* [WHAT IS BEING ASKED] Return the count of lines that hold the string "要带正负号", with no other words.

* [WORKING DATA]
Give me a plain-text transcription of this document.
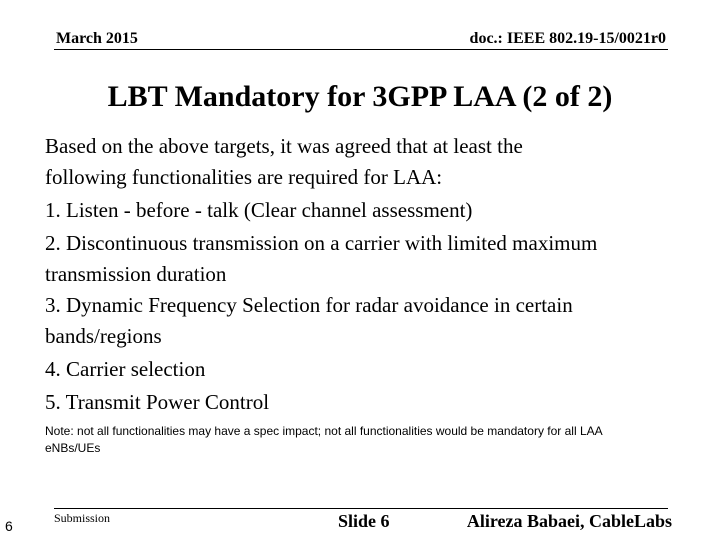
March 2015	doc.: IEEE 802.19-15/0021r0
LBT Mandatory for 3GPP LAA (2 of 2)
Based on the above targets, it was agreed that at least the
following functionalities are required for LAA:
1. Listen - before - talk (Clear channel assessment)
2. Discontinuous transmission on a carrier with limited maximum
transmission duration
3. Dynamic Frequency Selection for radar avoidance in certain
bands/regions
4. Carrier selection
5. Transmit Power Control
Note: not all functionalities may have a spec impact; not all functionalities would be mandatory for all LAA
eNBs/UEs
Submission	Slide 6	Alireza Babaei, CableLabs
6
* * *
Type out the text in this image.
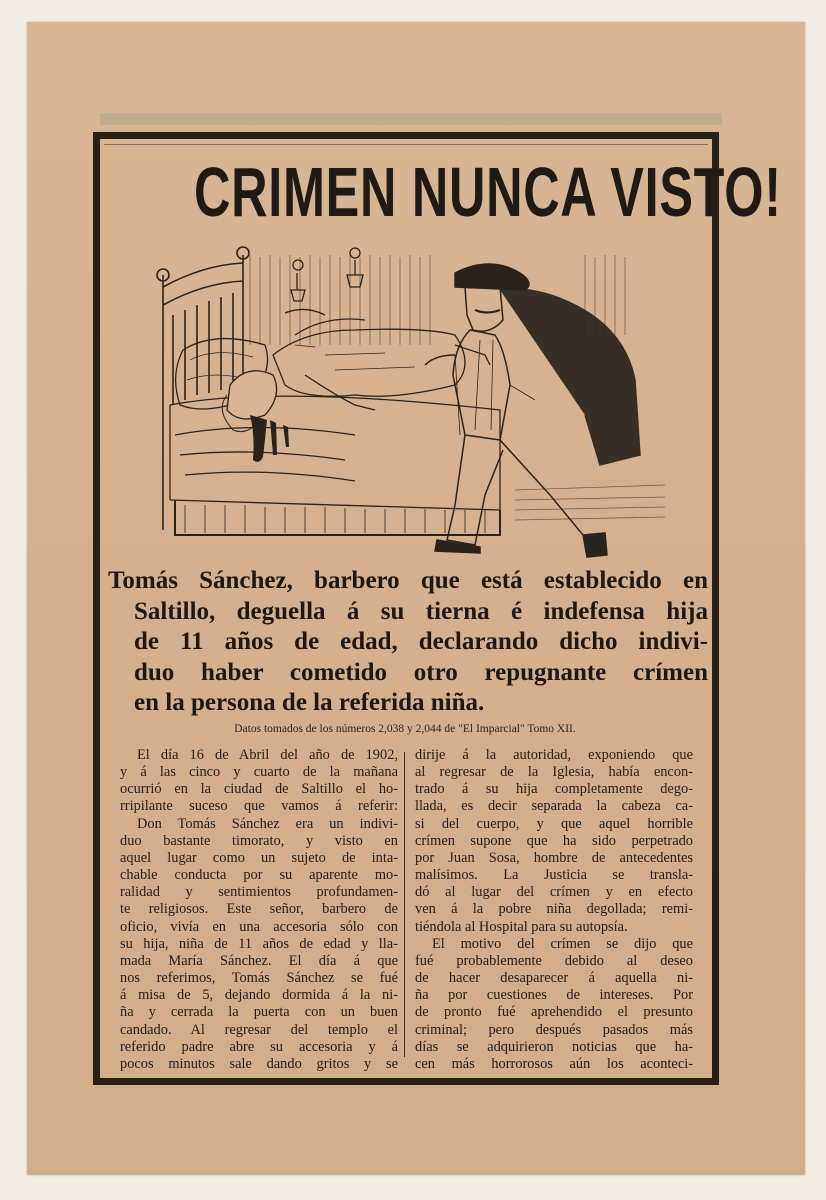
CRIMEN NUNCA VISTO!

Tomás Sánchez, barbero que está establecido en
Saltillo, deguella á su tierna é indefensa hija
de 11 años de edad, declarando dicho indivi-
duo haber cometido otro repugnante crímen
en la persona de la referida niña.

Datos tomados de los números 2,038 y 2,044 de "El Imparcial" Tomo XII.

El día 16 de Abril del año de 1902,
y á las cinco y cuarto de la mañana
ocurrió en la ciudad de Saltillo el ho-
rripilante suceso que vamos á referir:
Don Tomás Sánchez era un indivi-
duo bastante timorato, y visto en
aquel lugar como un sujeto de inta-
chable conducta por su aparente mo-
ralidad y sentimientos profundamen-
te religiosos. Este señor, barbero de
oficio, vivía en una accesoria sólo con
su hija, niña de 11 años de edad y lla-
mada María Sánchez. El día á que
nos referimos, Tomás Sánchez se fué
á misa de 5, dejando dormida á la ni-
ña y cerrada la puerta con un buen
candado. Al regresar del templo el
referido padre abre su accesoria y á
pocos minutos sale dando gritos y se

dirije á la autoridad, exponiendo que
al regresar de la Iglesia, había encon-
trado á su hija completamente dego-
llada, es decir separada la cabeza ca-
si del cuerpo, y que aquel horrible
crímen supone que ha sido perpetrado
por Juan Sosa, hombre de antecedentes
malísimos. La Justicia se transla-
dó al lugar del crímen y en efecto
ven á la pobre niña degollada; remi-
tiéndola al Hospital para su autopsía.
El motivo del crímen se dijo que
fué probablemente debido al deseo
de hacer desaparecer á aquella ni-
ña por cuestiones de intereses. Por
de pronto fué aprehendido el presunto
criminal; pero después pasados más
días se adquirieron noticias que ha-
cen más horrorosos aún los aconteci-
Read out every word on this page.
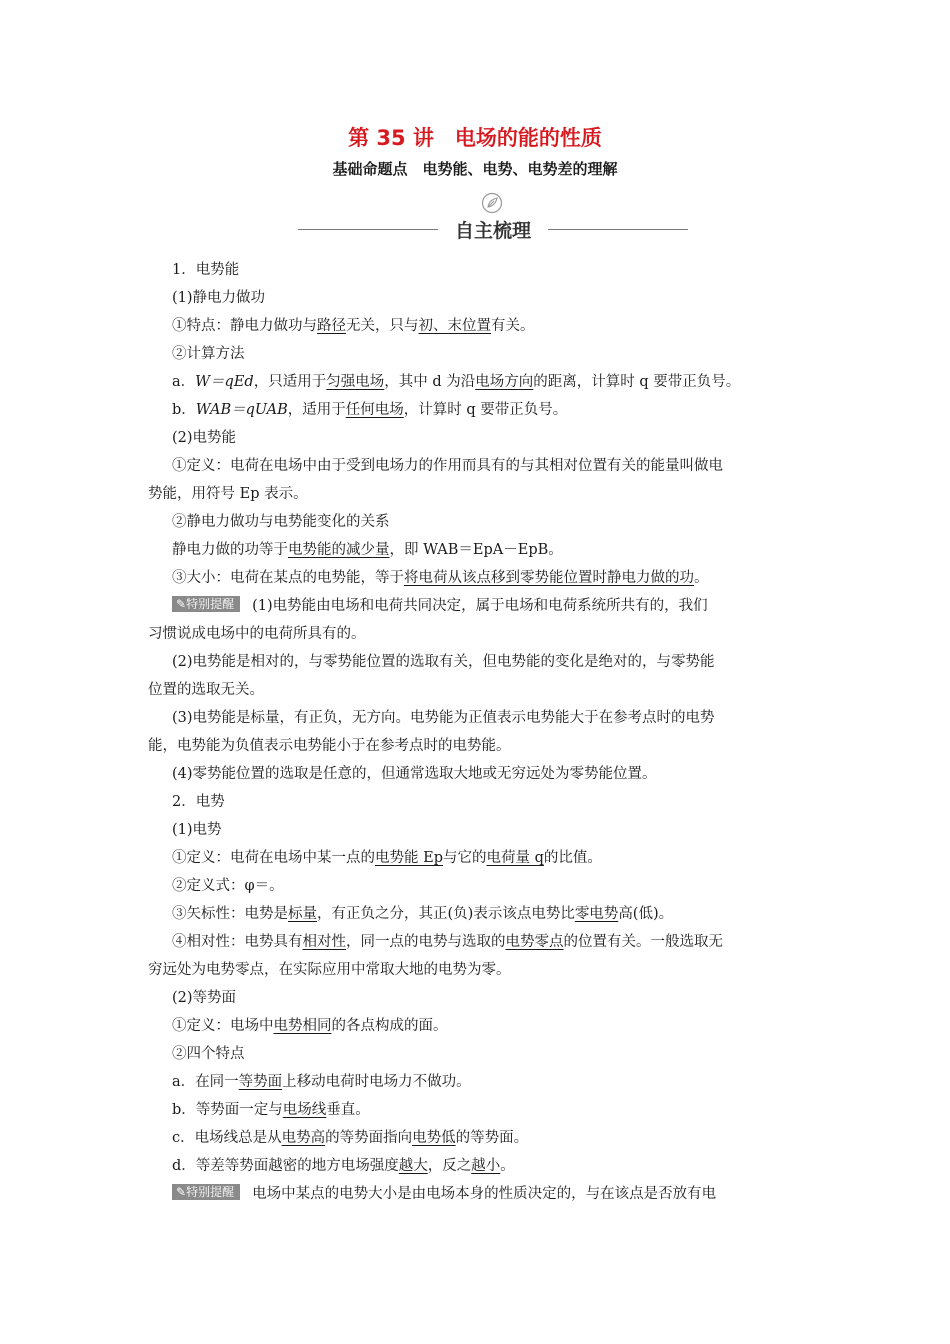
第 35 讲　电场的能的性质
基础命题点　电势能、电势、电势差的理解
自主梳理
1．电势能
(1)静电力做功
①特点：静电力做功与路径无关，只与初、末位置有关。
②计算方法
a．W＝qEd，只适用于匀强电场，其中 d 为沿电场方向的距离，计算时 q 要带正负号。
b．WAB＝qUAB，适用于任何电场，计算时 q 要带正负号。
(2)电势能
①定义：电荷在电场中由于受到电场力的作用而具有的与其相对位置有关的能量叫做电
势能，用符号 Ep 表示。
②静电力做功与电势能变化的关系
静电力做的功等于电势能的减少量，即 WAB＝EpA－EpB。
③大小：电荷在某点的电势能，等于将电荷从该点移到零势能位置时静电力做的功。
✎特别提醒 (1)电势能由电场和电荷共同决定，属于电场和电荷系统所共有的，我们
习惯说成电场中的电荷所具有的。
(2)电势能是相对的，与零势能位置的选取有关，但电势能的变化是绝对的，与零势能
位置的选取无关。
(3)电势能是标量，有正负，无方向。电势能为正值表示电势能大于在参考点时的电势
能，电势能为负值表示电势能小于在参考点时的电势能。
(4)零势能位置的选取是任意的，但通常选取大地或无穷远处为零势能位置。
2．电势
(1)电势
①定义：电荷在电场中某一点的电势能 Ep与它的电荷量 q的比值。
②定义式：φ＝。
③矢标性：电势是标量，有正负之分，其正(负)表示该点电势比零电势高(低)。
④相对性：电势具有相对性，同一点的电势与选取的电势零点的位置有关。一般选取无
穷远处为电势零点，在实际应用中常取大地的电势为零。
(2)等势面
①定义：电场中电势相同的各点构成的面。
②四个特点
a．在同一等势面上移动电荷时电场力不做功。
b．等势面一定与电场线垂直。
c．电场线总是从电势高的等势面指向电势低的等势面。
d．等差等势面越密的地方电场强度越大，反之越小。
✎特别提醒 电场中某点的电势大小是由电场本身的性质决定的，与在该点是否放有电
==
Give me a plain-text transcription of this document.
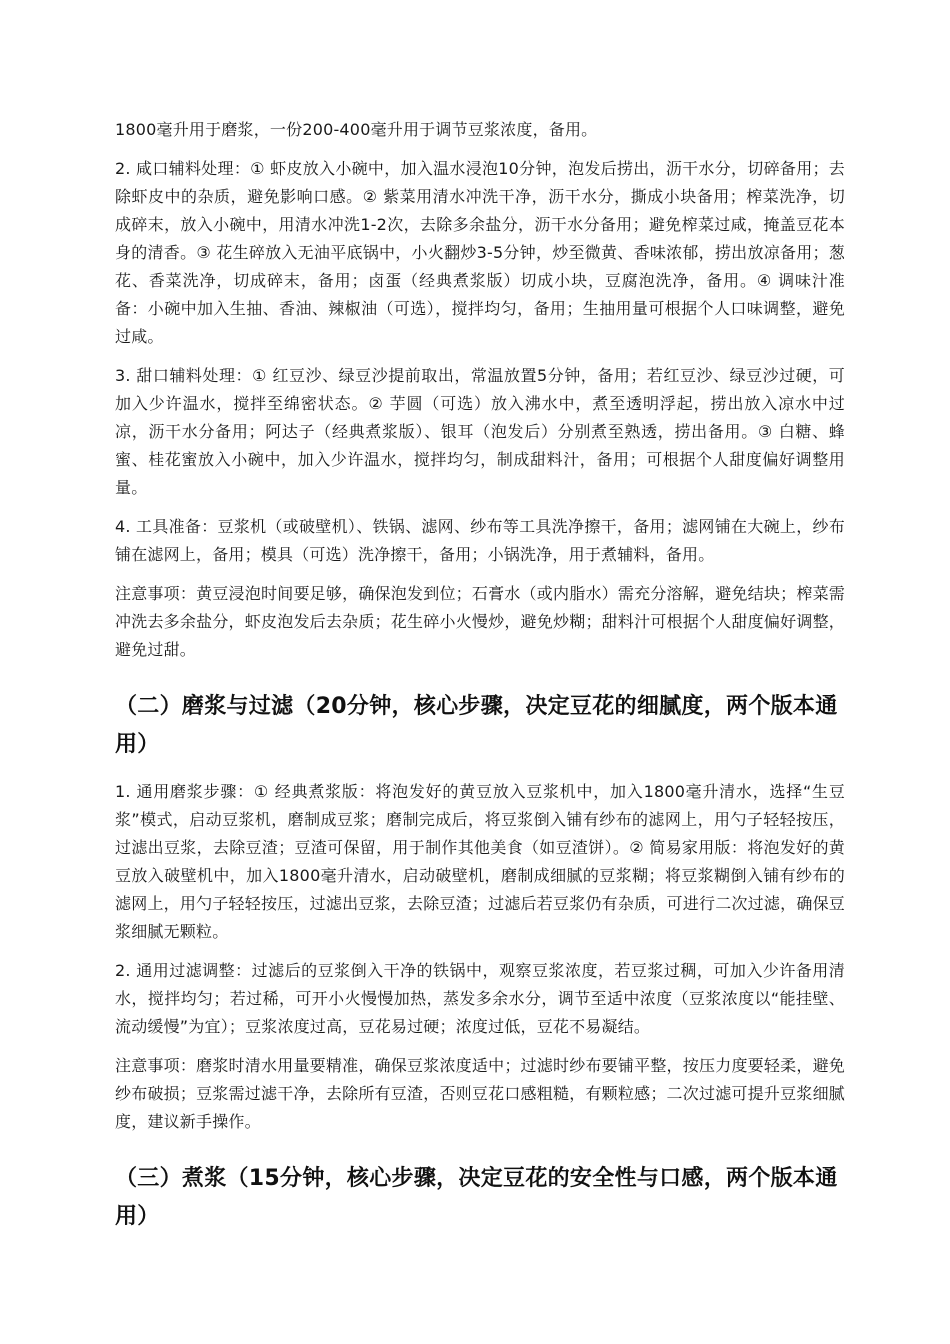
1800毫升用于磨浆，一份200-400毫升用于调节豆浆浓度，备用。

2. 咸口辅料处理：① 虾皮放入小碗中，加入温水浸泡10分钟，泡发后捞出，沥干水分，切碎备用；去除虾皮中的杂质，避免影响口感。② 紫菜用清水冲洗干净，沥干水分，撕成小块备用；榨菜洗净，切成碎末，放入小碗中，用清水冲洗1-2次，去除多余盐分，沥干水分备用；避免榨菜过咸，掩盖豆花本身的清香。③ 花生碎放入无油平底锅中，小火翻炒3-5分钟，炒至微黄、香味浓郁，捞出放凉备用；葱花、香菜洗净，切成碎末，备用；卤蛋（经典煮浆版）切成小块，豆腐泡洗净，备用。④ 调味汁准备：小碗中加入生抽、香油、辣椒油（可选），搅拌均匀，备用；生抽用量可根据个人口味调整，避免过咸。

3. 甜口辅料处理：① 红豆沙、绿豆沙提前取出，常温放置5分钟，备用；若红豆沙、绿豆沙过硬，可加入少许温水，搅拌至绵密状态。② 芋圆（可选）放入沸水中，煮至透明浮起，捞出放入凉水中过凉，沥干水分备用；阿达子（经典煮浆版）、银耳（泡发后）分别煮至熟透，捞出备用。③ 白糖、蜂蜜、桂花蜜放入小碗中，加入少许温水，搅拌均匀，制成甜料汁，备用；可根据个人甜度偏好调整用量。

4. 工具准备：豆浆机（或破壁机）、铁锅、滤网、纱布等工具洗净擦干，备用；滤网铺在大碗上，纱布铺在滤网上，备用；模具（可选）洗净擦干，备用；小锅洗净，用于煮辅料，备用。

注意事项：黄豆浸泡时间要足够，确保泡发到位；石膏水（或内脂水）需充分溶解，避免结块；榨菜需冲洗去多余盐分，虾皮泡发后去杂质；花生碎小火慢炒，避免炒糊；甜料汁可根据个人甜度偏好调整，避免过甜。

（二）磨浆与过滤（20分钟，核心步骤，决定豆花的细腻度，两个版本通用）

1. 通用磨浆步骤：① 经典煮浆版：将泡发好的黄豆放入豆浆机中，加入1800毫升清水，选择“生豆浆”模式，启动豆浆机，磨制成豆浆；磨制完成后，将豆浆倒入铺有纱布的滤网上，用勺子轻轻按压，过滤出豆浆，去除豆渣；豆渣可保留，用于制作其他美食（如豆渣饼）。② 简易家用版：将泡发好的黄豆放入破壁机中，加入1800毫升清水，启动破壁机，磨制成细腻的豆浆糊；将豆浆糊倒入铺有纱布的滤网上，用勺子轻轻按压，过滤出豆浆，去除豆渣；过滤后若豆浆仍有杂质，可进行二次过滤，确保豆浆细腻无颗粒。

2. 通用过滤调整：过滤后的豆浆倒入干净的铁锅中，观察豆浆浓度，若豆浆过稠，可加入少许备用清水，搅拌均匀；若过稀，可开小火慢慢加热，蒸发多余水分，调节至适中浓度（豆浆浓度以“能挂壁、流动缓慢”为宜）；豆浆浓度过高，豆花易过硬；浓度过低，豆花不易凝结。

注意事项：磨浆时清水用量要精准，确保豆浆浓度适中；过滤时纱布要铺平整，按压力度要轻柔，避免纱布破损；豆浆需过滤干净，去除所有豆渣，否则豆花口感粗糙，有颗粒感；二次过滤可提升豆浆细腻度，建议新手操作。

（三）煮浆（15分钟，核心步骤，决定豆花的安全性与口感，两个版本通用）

* [RESULT] 2